### Data for the task
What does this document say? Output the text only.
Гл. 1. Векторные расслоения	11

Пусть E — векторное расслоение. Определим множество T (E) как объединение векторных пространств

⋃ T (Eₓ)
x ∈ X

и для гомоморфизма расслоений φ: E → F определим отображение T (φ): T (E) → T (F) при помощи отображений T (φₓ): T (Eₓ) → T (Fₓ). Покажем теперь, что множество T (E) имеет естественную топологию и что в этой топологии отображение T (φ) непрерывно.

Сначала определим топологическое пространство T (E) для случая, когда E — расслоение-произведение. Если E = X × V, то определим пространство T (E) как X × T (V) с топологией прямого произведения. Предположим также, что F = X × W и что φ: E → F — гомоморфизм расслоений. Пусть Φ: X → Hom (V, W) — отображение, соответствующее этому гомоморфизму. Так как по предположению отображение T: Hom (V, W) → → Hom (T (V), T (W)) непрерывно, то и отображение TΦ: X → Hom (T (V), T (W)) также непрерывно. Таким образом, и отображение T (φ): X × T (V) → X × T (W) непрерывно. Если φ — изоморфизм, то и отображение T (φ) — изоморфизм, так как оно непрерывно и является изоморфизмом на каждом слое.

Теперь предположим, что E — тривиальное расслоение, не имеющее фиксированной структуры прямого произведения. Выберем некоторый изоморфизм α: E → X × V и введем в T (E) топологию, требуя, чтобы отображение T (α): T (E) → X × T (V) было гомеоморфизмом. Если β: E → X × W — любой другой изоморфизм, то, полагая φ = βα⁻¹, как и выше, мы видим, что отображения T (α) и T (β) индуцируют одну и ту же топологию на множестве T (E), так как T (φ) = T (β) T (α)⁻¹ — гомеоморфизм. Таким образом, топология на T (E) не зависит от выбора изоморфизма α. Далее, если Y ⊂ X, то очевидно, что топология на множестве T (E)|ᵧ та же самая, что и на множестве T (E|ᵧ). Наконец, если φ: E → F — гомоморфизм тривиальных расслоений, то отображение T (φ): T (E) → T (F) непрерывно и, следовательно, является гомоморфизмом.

### Task description
Transcribe every line of the data, exactly as it stands.

### Exercise output
What does this document say? Output the text only.
Гл. 1. Векторные расслоения	11

Пусть E — векторное расслоение. Определим множество T (E) как объединение векторных пространств

⋃ T (Eₓ)
x ∈ X

и для гомоморфизма расслоений φ: E → F определим отображение T (φ): T (E) → T (F) при помощи отображений T (φₓ): T (Eₓ) → T (Fₓ). Покажем теперь, что множество T (E) имеет естественную топологию и что в этой топологии отображение T (φ) непрерывно.

Сначала определим топологическое пространство T (E) для случая, когда E — расслоение-произведение. Если E = X × V, то определим пространство T (E) как X × T (V) с топологией прямого произведения. Предположим также, что F = X × W и что φ: E → F — гомоморфизм расслоений. Пусть Φ: X → Hom (V, W) — отображение, соответствующее этому гомоморфизму. Так как по предположению отображение T: Hom (V, W) → → Hom (T (V), T (W)) непрерывно, то и отображение TΦ: X → Hom (T (V), T (W)) также непрерывно. Таким образом, и отображение T (φ): X × T (V) → X × T (W) непрерывно. Если φ — изоморфизм, то и отображение T (φ) — изоморфизм, так как оно непрерывно и является изоморфизмом на каждом слое.

Теперь предположим, что E — тривиальное расслоение, не имеющее фиксированной структуры прямого произведения. Выберем некоторый изоморфизм α: E → X × V и введем в T (E) топологию, требуя, чтобы отображение T (α): T (E) → X × T (V) было гомеоморфизмом. Если β: E → X × W — любой другой изоморфизм, то, полагая φ = βα⁻¹, как и выше, мы видим, что отображения T (α) и T (β) индуцируют одну и ту же топологию на множестве T (E), так как T (φ) = T (β) T (α)⁻¹ — гомеоморфизм. Таким образом, топология на T (E) не зависит от выбора изоморфизма α. Далее, если Y ⊂ X, то очевидно, что топология на множестве T (E)|ᵧ та же самая, что и на множестве T (E|ᵧ). Наконец, если φ: E → F — гомоморфизм тривиальных расслоений, то отображение T (φ): T (E) → T (F) непрерывно и, следовательно, является гомоморфизмом.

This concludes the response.